[BEGIN Task material]
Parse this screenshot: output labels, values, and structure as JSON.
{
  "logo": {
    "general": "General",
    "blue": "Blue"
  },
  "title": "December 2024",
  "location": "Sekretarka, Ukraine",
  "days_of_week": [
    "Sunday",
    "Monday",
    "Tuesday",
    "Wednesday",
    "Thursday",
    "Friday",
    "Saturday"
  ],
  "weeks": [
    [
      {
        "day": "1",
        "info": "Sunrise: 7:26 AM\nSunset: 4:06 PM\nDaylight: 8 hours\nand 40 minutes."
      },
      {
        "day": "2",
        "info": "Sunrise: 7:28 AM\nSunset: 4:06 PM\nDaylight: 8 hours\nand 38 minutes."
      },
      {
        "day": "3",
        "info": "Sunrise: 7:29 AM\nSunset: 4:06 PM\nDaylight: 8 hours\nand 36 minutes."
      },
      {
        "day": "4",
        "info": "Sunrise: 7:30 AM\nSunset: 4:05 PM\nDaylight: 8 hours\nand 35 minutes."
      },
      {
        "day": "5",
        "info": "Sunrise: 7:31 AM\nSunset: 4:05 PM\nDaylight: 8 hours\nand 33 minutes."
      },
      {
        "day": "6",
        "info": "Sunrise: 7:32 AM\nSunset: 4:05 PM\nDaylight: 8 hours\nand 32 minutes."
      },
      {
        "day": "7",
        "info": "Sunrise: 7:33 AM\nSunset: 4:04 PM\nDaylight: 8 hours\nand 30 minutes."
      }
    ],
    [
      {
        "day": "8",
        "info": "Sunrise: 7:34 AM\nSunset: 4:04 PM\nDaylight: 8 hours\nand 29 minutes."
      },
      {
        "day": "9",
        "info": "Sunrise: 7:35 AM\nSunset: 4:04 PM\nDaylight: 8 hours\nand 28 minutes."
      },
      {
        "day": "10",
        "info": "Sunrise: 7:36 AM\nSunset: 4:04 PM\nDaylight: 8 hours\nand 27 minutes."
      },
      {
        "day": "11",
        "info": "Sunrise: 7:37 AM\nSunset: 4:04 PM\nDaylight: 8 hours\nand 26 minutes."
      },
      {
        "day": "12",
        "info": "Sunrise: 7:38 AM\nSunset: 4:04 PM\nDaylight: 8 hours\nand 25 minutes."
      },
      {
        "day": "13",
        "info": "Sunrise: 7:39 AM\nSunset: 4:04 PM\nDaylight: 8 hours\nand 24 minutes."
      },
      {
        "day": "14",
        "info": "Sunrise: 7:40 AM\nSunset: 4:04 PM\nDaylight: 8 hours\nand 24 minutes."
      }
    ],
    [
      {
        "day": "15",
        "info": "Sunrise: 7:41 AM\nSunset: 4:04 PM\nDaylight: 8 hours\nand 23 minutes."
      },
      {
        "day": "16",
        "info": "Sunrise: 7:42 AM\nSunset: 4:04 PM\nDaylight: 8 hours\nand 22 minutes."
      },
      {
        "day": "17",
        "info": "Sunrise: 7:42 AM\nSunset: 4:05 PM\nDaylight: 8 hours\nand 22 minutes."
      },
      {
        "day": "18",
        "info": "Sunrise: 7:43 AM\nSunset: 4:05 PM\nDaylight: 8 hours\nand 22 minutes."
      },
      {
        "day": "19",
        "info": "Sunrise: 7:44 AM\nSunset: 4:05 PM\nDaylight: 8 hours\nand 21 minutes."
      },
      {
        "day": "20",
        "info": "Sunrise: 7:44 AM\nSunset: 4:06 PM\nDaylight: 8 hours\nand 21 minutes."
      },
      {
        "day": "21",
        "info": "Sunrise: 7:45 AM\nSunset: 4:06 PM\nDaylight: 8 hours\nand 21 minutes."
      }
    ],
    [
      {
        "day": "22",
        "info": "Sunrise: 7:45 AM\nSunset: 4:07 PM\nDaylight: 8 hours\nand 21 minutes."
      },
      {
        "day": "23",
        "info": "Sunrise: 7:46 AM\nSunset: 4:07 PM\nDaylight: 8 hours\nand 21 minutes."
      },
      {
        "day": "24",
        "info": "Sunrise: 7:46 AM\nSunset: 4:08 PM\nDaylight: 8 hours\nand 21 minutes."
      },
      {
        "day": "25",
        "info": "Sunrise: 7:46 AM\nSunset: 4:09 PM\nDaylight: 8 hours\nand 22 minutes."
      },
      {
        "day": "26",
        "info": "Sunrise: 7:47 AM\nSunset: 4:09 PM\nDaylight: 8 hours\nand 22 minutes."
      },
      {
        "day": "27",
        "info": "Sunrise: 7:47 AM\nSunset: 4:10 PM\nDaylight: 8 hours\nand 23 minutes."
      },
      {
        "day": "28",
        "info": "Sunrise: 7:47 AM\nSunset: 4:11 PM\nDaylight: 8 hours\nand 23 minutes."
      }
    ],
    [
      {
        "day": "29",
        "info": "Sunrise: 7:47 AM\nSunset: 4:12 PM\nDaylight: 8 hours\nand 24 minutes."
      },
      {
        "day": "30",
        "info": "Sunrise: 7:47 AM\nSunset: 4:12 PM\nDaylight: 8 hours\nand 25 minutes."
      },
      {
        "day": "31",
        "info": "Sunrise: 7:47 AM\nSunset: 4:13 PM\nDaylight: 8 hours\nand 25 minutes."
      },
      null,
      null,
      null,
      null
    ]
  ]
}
[END Task material]
Task to complete: Make an exact copy of every line in the data.

Result of this exercise:
Parse this screenshot: output labels, values, and structure as JSON.
{
  "logo": {
    "general": "General",
    "blue": "Blue"
  },
  "title": "December 2024",
  "location": "Sekretarka, Ukraine",
  "days_of_week": [
    "Sunday",
    "Monday",
    "Tuesday",
    "Wednesday",
    "Thursday",
    "Friday",
    "Saturday"
  ],
  "weeks": [
    [
      {
        "day": "1",
        "info": "Sunrise: 7:26 AM\nSunset: 4:06 PM\nDaylight: 8 hours\nand 40 minutes."
      },
      {
        "day": "2",
        "info": "Sunrise: 7:28 AM\nSunset: 4:06 PM\nDaylight: 8 hours\nand 38 minutes."
      },
      {
        "day": "3",
        "info": "Sunrise: 7:29 AM\nSunset: 4:06 PM\nDaylight: 8 hours\nand 36 minutes."
      },
      {
        "day": "4",
        "info": "Sunrise: 7:30 AM\nSunset: 4:05 PM\nDaylight: 8 hours\nand 35 minutes."
      },
      {
        "day": "5",
        "info": "Sunrise: 7:31 AM\nSunset: 4:05 PM\nDaylight: 8 hours\nand 33 minutes."
      },
      {
        "day": "6",
        "info": "Sunrise: 7:32 AM\nSunset: 4:05 PM\nDaylight: 8 hours\nand 32 minutes."
      },
      {
        "day": "7",
        "info": "Sunrise: 7:33 AM\nSunset: 4:04 PM\nDaylight: 8 hours\nand 30 minutes."
      }
    ],
    [
      {
        "day": "8",
        "info": "Sunrise: 7:34 AM\nSunset: 4:04 PM\nDaylight: 8 hours\nand 29 minutes."
      },
      {
        "day": "9",
        "info": "Sunrise: 7:35 AM\nSunset: 4:04 PM\nDaylight: 8 hours\nand 28 minutes."
      },
      {
        "day": "10",
        "info": "Sunrise: 7:36 AM\nSunset: 4:04 PM\nDaylight: 8 hours\nand 27 minutes."
      },
      {
        "day": "11",
        "info": "Sunrise: 7:37 AM\nSunset: 4:04 PM\nDaylight: 8 hours\nand 26 minutes."
      },
      {
        "day": "12",
        "info": "Sunrise: 7:38 AM\nSunset: 4:04 PM\nDaylight: 8 hours\nand 25 minutes."
      },
      {
        "day": "13",
        "info": "Sunrise: 7:39 AM\nSunset: 4:04 PM\nDaylight: 8 hours\nand 24 minutes."
      },
      {
        "day": "14",
        "info": "Sunrise: 7:40 AM\nSunset: 4:04 PM\nDaylight: 8 hours\nand 24 minutes."
      }
    ],
    [
      {
        "day": "15",
        "info": "Sunrise: 7:41 AM\nSunset: 4:04 PM\nDaylight: 8 hours\nand 23 minutes."
      },
      {
        "day": "16",
        "info": "Sunrise: 7:42 AM\nSunset: 4:04 PM\nDaylight: 8 hours\nand 22 minutes."
      },
      {
        "day": "17",
        "info": "Sunrise: 7:42 AM\nSunset: 4:05 PM\nDaylight: 8 hours\nand 22 minutes."
      },
      {
        "day": "18",
        "info": "Sunrise: 7:43 AM\nSunset: 4:05 PM\nDaylight: 8 hours\nand 22 minutes."
      },
      {
        "day": "19",
        "info": "Sunrise: 7:44 AM\nSunset: 4:05 PM\nDaylight: 8 hours\nand 21 minutes."
      },
      {
        "day": "20",
        "info": "Sunrise: 7:44 AM\nSunset: 4:06 PM\nDaylight: 8 hours\nand 21 minutes."
      },
      {
        "day": "21",
        "info": "Sunrise: 7:45 AM\nSunset: 4:06 PM\nDaylight: 8 hours\nand 21 minutes."
      }
    ],
    [
      {
        "day": "22",
        "info": "Sunrise: 7:45 AM\nSunset: 4:07 PM\nDaylight: 8 hours\nand 21 minutes."
      },
      {
        "day": "23",
        "info": "Sunrise: 7:46 AM\nSunset: 4:07 PM\nDaylight: 8 hours\nand 21 minutes."
      },
      {
        "day": "24",
        "info": "Sunrise: 7:46 AM\nSunset: 4:08 PM\nDaylight: 8 hours\nand 21 minutes."
      },
      {
        "day": "25",
        "info": "Sunrise: 7:46 AM\nSunset: 4:09 PM\nDaylight: 8 hours\nand 22 minutes."
      },
      {
        "day": "26",
        "info": "Sunrise: 7:47 AM\nSunset: 4:09 PM\nDaylight: 8 hours\nand 22 minutes."
      },
      {
        "day": "27",
        "info": "Sunrise: 7:47 AM\nSunset: 4:10 PM\nDaylight: 8 hours\nand 23 minutes."
      },
      {
        "day": "28",
        "info": "Sunrise: 7:47 AM\nSunset: 4:11 PM\nDaylight: 8 hours\nand 23 minutes."
      }
    ],
    [
      {
        "day": "29",
        "info": "Sunrise: 7:47 AM\nSunset: 4:12 PM\nDaylight: 8 hours\nand 24 minutes."
      },
      {
        "day": "30",
        "info": "Sunrise: 7:47 AM\nSunset: 4:12 PM\nDaylight: 8 hours\nand 25 minutes."
      },
      {
        "day": "31",
        "info": "Sunrise: 7:47 AM\nSunset: 4:13 PM\nDaylight: 8 hours\nand 25 minutes."
      },
      null,
      null,
      null,
      null
    ]
  ]
}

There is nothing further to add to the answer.